• What you should do
Set down the records once more, please, exactly and with the pictures left out.

• Material supplied
----------------
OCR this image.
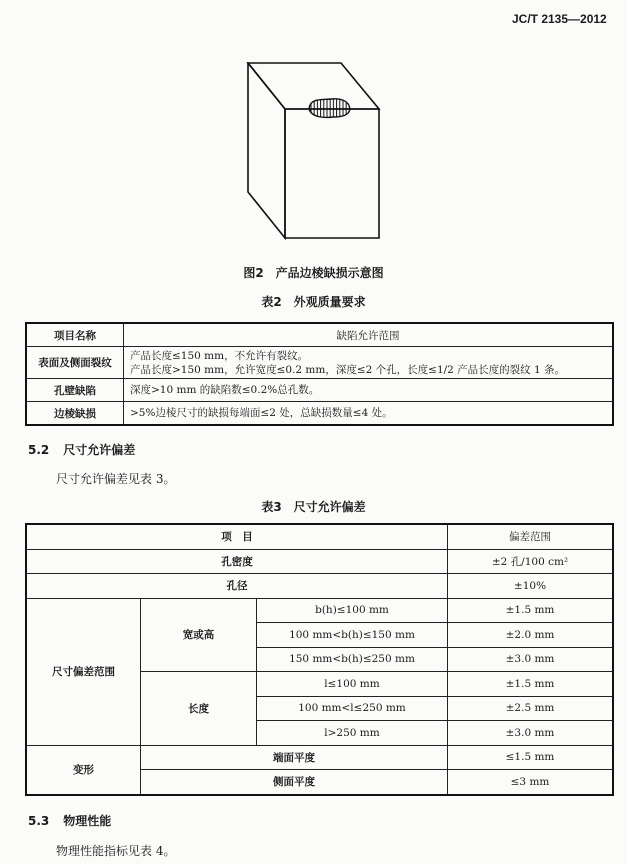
JC/T 2135—2012
图2 产品边棱缺损示意图
表2 外观质量要求
项目名称	缺陷允许范围
表面及侧面裂纹	产品长度≤150 mm，不允许有裂纹。
产品长度>150 mm，允许宽度≤0.2 mm，深度≤2 个孔，长度≤1/2 产品长度的裂纹 1 条。

孔壁缺陷	深度>10 mm 的缺陷数≤0.2%总孔数。
边棱缺损	>5%边棱尺寸的缺损每端面≤2 处，总缺损数量≤4 处。
5.2 尺寸允许偏差
尺寸允许偏差见表 3。
表3 尺寸允许偏差
项　目			偏差范围
孔密度			±2 孔/100 cm²
孔径			±10%
尺寸偏差范围	宽或高	b(h)≤100 mm	±1.5 mm
		100 mm<b(h)≤150 mm	±2.0 mm
		150 mm<b(h)≤250 mm	±3.0 mm
	长度	l≤100 mm	±1.5 mm
		100 mm<l≤250 mm	±2.5 mm
		l>250 mm	±3.0 mm
变形	端面平度		≤1.5 mm
	侧面平度		≤3 mm
5.3 物理性能
物理性能指标见表 4。
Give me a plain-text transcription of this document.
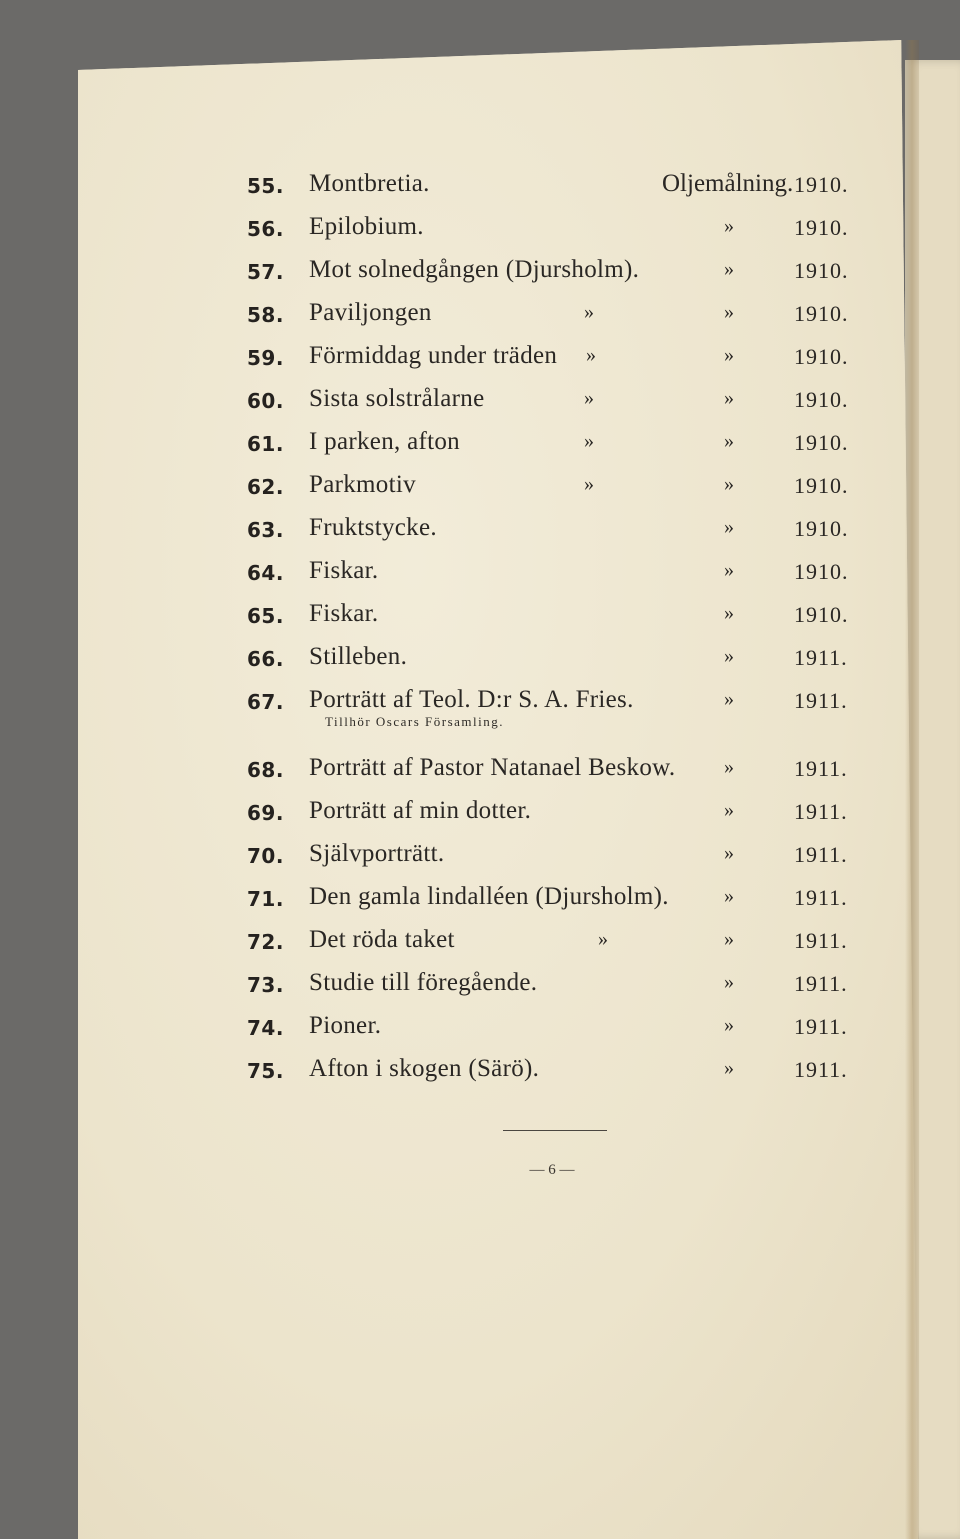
55. Montbretia.	Oljemålning. 1910.
56. Epilobium.	»	1910.
57. Mot solnedgången (Djursholm).	»	1910.
58. Paviljongen	»	»	1910.
59. Förmiddag under träden »	»	1910.
60. Sista solstrålarne	»	»	1910.
61. I parken, afton	»	»	1910.
62. Parkmotiv	»	»	1910.
63. Fruktstycke.	»	1910.
64. Fiskar.	»	1910.
65. Fiskar.	»	1910.
66. Stilleben.	»	1911.
67. Porträtt af Teol. D:r S. A. Fries.	»	1911.
68. Porträtt af Pastor Natanael Beskow. »	1911.
69. Porträtt af min dotter.	»	1911.
70. Självporträtt.	»	1911.
71. Den gamla lindalléen (Djursholm).	»	1911.
72. Det röda taket	»	»	1911.
73. Studie till föregående.	»	1911.
74. Pioner.	»	1911.
75. Afton i skogen (Särö).	»	1911.
Tillhör Oscars Församling.
— 6 —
----------------
• Solution to this exercise
OCR this image.
JC/T 2135—2012
图2 产品边棱缺损示意图
表2 外观质量要求
项目名称	缺陷允许范围
表面及侧面裂纹	产品长度≤150 mm，不允许有裂纹。
产品长度>150 mm，允许宽度≤0.2 mm，深度≤2 个孔，长度≤1/2 产品长度的裂纹 1 条。

孔壁缺陷	深度>10 mm 的缺陷数≤0.2%总孔数。
边棱缺损	>5%边棱尺寸的缺损每端面≤2 处，总缺损数量≤4 处。
5.2 尺寸允许偏差
尺寸允许偏差见表 3。
表3 尺寸允许偏差
项　目			偏差范围
孔密度			±2 孔/100 cm²
孔径			±10%
尺寸偏差范围	宽或高	b(h)≤100 mm	±1.5 mm
		100 mm<b(h)≤150 mm	±2.0 mm
		150 mm<b(h)≤250 mm	±3.0 mm
	长度	l≤100 mm	±1.5 mm
		100 mm<l≤250 mm	±2.5 mm
		l>250 mm	±3.0 mm
变形	端面平度		≤1.5 mm
	侧面平度		≤3 mm
5.3 物理性能
物理性能指标见表 4。
Give me a plain-text transcription of this document.
55. Montbretia.	Oljemålning. 1910.
56. Epilobium.	»	1910.
57. Mot solnedgången (Djursholm).	»	1910.
58. Paviljongen	»	»	1910.
59. Förmiddag under träden »	»	1910.
60. Sista solstrålarne	»	»	1910.
61. I parken, afton	»	»	1910.
62. Parkmotiv	»	»	1910.
63. Fruktstycke.	»	1910.
64. Fiskar.	»	1910.
65. Fiskar.	»	1910.
66. Stilleben.	»	1911.
67. Porträtt af Teol. D:r S. A. Fries.	»	1911.
68. Porträtt af Pastor Natanael Beskow. »	1911.
69. Porträtt af min dotter.	»	1911.
70. Självporträtt.	»	1911.
71. Den gamla lindalléen (Djursholm).	»	1911.
72. Det röda taket	»	»	1911.
73. Studie till föregående.	»	1911.
74. Pioner.	»	1911.
75. Afton i skogen (Särö).	»	1911.
Tillhör Oscars Församling.
— 6 —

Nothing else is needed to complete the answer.